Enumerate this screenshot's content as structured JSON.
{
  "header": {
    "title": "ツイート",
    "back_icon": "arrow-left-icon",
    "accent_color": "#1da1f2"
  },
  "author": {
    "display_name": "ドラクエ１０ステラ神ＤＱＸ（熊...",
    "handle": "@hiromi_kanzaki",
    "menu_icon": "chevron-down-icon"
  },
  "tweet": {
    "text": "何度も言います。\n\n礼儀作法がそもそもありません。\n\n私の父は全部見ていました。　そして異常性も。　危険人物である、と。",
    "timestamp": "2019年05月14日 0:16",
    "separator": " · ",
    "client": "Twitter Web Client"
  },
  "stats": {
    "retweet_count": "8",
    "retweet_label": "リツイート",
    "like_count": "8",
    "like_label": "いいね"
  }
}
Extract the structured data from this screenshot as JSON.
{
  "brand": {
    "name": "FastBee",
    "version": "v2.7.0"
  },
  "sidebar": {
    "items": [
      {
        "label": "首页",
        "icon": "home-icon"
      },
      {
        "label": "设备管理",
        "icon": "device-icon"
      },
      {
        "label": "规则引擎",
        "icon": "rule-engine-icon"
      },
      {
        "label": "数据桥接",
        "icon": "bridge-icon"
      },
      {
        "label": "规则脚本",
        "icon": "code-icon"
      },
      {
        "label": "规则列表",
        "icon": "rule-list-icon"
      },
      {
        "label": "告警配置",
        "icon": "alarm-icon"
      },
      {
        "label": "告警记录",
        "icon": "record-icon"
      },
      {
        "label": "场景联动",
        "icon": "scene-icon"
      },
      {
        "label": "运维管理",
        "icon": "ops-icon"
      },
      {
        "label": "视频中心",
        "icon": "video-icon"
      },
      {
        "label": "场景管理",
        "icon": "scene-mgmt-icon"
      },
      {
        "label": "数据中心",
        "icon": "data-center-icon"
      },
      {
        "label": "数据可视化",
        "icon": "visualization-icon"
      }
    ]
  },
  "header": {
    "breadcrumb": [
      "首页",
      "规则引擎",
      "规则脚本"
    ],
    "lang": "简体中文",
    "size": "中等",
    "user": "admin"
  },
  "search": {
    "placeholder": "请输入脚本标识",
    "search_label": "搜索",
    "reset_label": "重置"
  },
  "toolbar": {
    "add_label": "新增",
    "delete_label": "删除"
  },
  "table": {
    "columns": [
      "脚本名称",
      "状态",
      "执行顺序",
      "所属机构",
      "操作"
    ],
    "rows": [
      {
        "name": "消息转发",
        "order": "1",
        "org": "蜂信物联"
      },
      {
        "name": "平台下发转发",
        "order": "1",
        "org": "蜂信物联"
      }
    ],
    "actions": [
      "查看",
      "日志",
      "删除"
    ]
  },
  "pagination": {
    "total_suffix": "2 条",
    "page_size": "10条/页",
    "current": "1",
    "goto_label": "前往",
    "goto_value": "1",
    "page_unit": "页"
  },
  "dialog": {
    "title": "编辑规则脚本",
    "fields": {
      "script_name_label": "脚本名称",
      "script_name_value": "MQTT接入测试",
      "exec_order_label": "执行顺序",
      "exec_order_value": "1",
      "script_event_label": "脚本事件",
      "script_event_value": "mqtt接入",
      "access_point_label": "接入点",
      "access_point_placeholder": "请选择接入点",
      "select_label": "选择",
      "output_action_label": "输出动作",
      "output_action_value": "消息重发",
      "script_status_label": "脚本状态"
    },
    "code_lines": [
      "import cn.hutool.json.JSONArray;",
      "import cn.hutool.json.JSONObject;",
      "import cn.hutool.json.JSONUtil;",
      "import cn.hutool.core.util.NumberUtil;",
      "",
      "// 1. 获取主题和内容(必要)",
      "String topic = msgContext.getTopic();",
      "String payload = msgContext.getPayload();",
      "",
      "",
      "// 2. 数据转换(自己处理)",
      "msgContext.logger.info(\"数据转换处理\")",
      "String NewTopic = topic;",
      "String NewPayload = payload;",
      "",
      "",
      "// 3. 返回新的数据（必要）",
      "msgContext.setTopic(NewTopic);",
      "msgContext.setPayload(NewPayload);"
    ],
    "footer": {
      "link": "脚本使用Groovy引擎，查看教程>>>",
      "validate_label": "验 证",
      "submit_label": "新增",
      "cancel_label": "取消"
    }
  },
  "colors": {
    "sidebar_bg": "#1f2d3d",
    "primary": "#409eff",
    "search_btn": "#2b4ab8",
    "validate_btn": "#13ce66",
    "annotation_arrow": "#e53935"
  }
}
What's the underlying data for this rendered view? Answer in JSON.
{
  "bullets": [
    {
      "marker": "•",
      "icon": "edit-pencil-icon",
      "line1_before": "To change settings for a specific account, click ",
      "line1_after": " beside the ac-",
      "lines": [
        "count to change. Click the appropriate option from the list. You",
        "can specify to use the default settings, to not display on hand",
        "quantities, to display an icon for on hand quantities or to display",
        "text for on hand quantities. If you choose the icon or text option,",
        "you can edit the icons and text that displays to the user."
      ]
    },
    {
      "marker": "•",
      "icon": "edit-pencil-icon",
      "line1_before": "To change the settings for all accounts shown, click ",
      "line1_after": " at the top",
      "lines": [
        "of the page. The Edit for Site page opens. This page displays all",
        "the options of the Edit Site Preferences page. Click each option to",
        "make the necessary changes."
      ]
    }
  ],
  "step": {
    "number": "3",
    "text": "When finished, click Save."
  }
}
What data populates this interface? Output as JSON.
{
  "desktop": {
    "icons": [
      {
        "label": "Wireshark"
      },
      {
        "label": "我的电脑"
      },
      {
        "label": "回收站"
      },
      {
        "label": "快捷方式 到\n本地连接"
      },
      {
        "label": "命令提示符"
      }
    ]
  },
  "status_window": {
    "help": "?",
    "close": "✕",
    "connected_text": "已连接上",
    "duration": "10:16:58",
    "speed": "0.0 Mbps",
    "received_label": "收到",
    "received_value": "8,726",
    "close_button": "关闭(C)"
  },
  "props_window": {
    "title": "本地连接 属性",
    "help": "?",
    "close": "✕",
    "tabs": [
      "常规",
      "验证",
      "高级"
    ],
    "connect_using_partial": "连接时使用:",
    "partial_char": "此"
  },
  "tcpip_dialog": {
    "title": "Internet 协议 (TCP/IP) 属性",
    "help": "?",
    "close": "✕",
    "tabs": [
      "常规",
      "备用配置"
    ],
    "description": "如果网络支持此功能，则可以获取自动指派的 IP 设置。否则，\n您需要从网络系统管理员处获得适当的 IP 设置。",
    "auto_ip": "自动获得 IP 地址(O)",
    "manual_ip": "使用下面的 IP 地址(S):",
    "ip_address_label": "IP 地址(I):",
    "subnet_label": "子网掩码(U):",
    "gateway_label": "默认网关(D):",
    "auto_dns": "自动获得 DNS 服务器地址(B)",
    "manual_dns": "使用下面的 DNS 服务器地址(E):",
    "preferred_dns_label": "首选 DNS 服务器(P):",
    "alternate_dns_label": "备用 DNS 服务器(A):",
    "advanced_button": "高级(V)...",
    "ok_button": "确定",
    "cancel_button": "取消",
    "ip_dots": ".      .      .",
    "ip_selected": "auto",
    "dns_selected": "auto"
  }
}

* * * * *

Look through the data and gather every line with the string "structured" in it.

### Expected output
Enumerate this screenshot's content as structured JSON.
Extract the structured data from this screenshot as JSON.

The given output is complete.